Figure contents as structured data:
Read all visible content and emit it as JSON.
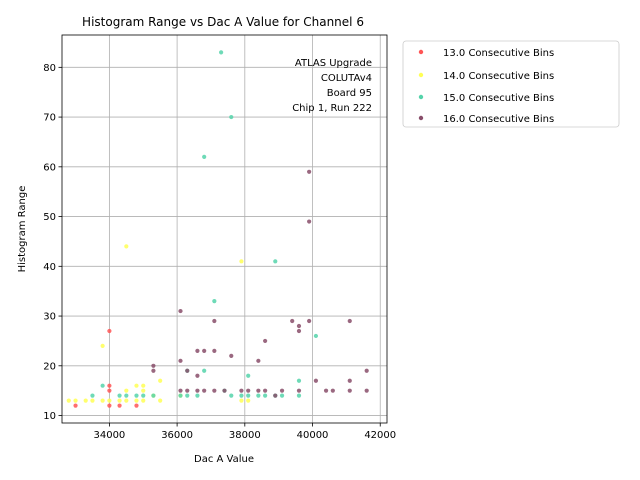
{
  "chart_data": {
    "type": "scatter",
    "title": "Histogram Range vs Dac A Value for Channel 6",
    "xlabel": "Dac A Value",
    "ylabel": "Histogram Range",
    "xlim": [
      32600,
      42200
    ],
    "ylim": [
      8.5,
      86.5
    ],
    "xticks": [
      34000,
      36000,
      38000,
      40000,
      42000
    ],
    "yticks": [
      10,
      20,
      30,
      40,
      50,
      60,
      70,
      80
    ],
    "grid": true,
    "legend_placement": "outside-top-right",
    "annotation": [
      "ATLAS Upgrade",
      "COLUTAv4",
      "Board 95",
      "Chip 1, Run 222"
    ],
    "series": [
      {
        "name": "13.0 Consecutive Bins",
        "color": "#ff5555",
        "points": [
          [
            33000,
            12
          ],
          [
            34000,
            16
          ],
          [
            34000,
            27
          ],
          [
            34300,
            12
          ],
          [
            34800,
            12
          ],
          [
            34000,
            12
          ],
          [
            34000,
            15
          ]
        ]
      },
      {
        "name": "14.0 Consecutive Bins",
        "color": "#ffff55",
        "points": [
          [
            32800,
            13
          ],
          [
            33000,
            13
          ],
          [
            33300,
            13
          ],
          [
            33500,
            13
          ],
          [
            33800,
            13
          ],
          [
            34000,
            13
          ],
          [
            33800,
            24
          ],
          [
            34300,
            13
          ],
          [
            34500,
            13
          ],
          [
            34500,
            15
          ],
          [
            34500,
            44
          ],
          [
            34800,
            13
          ],
          [
            34800,
            16
          ],
          [
            35000,
            13
          ],
          [
            35000,
            15
          ],
          [
            35000,
            16
          ],
          [
            35300,
            14
          ],
          [
            35500,
            13
          ],
          [
            35500,
            17
          ],
          [
            36100,
            14
          ],
          [
            37900,
            41
          ],
          [
            37900,
            13
          ],
          [
            38100,
            13
          ]
        ]
      },
      {
        "name": "15.0 Consecutive Bins",
        "color": "#55d3aa",
        "points": [
          [
            33500,
            14
          ],
          [
            33800,
            16
          ],
          [
            34300,
            14
          ],
          [
            34500,
            14
          ],
          [
            34800,
            14
          ],
          [
            35000,
            14
          ],
          [
            35300,
            14
          ],
          [
            36100,
            14
          ],
          [
            36300,
            14
          ],
          [
            36300,
            19
          ],
          [
            36600,
            14
          ],
          [
            36800,
            19
          ],
          [
            36800,
            62
          ],
          [
            37100,
            33
          ],
          [
            37300,
            83
          ],
          [
            37400,
            15
          ],
          [
            37600,
            70
          ],
          [
            37600,
            14
          ],
          [
            37900,
            14
          ],
          [
            38100,
            14
          ],
          [
            38100,
            18
          ],
          [
            38400,
            14
          ],
          [
            38600,
            14
          ],
          [
            38900,
            14
          ],
          [
            38900,
            41
          ],
          [
            39100,
            14
          ],
          [
            39600,
            14
          ],
          [
            39600,
            17
          ],
          [
            40100,
            26
          ]
        ]
      },
      {
        "name": "16.0 Consecutive Bins",
        "color": "#884e6a",
        "points": [
          [
            35300,
            19
          ],
          [
            35300,
            20
          ],
          [
            36100,
            15
          ],
          [
            36100,
            21
          ],
          [
            36100,
            31
          ],
          [
            36300,
            15
          ],
          [
            36300,
            19
          ],
          [
            36600,
            15
          ],
          [
            36600,
            18
          ],
          [
            36600,
            23
          ],
          [
            36800,
            15
          ],
          [
            36800,
            23
          ],
          [
            37100,
            15
          ],
          [
            37100,
            23
          ],
          [
            37100,
            29
          ],
          [
            37400,
            15
          ],
          [
            37600,
            22
          ],
          [
            37900,
            15
          ],
          [
            38100,
            15
          ],
          [
            38400,
            15
          ],
          [
            38400,
            21
          ],
          [
            38600,
            15
          ],
          [
            38600,
            25
          ],
          [
            38900,
            14
          ],
          [
            39100,
            15
          ],
          [
            39400,
            29
          ],
          [
            39600,
            15
          ],
          [
            39600,
            27
          ],
          [
            39600,
            28
          ],
          [
            39900,
            29
          ],
          [
            39900,
            49
          ],
          [
            39900,
            59
          ],
          [
            40100,
            17
          ],
          [
            40400,
            15
          ],
          [
            40600,
            15
          ],
          [
            41100,
            15
          ],
          [
            41100,
            17
          ],
          [
            41100,
            29
          ],
          [
            41600,
            15
          ],
          [
            41600,
            19
          ]
        ]
      }
    ]
  }
}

DO THIS: Above are records to transcribe exactly; leave their pictures out.

SOLUTION TO THE PROBLEM:
Read all visible content and emit it as JSON.
{
  "chart_data": {
    "type": "scatter",
    "title": "Histogram Range vs Dac A Value for Channel 6",
    "xlabel": "Dac A Value",
    "ylabel": "Histogram Range",
    "xlim": [
      32600,
      42200
    ],
    "ylim": [
      8.5,
      86.5
    ],
    "xticks": [
      34000,
      36000,
      38000,
      40000,
      42000
    ],
    "yticks": [
      10,
      20,
      30,
      40,
      50,
      60,
      70,
      80
    ],
    "grid": true,
    "legend_placement": "outside-top-right",
    "annotation": [
      "ATLAS Upgrade",
      "COLUTAv4",
      "Board 95",
      "Chip 1, Run 222"
    ],
    "series": [
      {
        "name": "13.0 Consecutive Bins",
        "color": "#ff5555",
        "points": [
          [
            33000,
            12
          ],
          [
            34000,
            16
          ],
          [
            34000,
            27
          ],
          [
            34300,
            12
          ],
          [
            34800,
            12
          ],
          [
            34000,
            12
          ],
          [
            34000,
            15
          ]
        ]
      },
      {
        "name": "14.0 Consecutive Bins",
        "color": "#ffff55",
        "points": [
          [
            32800,
            13
          ],
          [
            33000,
            13
          ],
          [
            33300,
            13
          ],
          [
            33500,
            13
          ],
          [
            33800,
            13
          ],
          [
            34000,
            13
          ],
          [
            33800,
            24
          ],
          [
            34300,
            13
          ],
          [
            34500,
            13
          ],
          [
            34500,
            15
          ],
          [
            34500,
            44
          ],
          [
            34800,
            13
          ],
          [
            34800,
            16
          ],
          [
            35000,
            13
          ],
          [
            35000,
            15
          ],
          [
            35000,
            16
          ],
          [
            35300,
            14
          ],
          [
            35500,
            13
          ],
          [
            35500,
            17
          ],
          [
            36100,
            14
          ],
          [
            37900,
            41
          ],
          [
            37900,
            13
          ],
          [
            38100,
            13
          ]
        ]
      },
      {
        "name": "15.0 Consecutive Bins",
        "color": "#55d3aa",
        "points": [
          [
            33500,
            14
          ],
          [
            33800,
            16
          ],
          [
            34300,
            14
          ],
          [
            34500,
            14
          ],
          [
            34800,
            14
          ],
          [
            35000,
            14
          ],
          [
            35300,
            14
          ],
          [
            36100,
            14
          ],
          [
            36300,
            14
          ],
          [
            36300,
            19
          ],
          [
            36600,
            14
          ],
          [
            36800,
            19
          ],
          [
            36800,
            62
          ],
          [
            37100,
            33
          ],
          [
            37300,
            83
          ],
          [
            37400,
            15
          ],
          [
            37600,
            70
          ],
          [
            37600,
            14
          ],
          [
            37900,
            14
          ],
          [
            38100,
            14
          ],
          [
            38100,
            18
          ],
          [
            38400,
            14
          ],
          [
            38600,
            14
          ],
          [
            38900,
            14
          ],
          [
            38900,
            41
          ],
          [
            39100,
            14
          ],
          [
            39600,
            14
          ],
          [
            39600,
            17
          ],
          [
            40100,
            26
          ]
        ]
      },
      {
        "name": "16.0 Consecutive Bins",
        "color": "#884e6a",
        "points": [
          [
            35300,
            19
          ],
          [
            35300,
            20
          ],
          [
            36100,
            15
          ],
          [
            36100,
            21
          ],
          [
            36100,
            31
          ],
          [
            36300,
            15
          ],
          [
            36300,
            19
          ],
          [
            36600,
            15
          ],
          [
            36600,
            18
          ],
          [
            36600,
            23
          ],
          [
            36800,
            15
          ],
          [
            36800,
            23
          ],
          [
            37100,
            15
          ],
          [
            37100,
            23
          ],
          [
            37100,
            29
          ],
          [
            37400,
            15
          ],
          [
            37600,
            22
          ],
          [
            37900,
            15
          ],
          [
            38100,
            15
          ],
          [
            38400,
            15
          ],
          [
            38400,
            21
          ],
          [
            38600,
            15
          ],
          [
            38600,
            25
          ],
          [
            38900,
            14
          ],
          [
            39100,
            15
          ],
          [
            39400,
            29
          ],
          [
            39600,
            15
          ],
          [
            39600,
            27
          ],
          [
            39600,
            28
          ],
          [
            39900,
            29
          ],
          [
            39900,
            49
          ],
          [
            39900,
            59
          ],
          [
            40100,
            17
          ],
          [
            40400,
            15
          ],
          [
            40600,
            15
          ],
          [
            41100,
            15
          ],
          [
            41100,
            17
          ],
          [
            41100,
            29
          ],
          [
            41600,
            15
          ],
          [
            41600,
            19
          ]
        ]
      }
    ]
  }
}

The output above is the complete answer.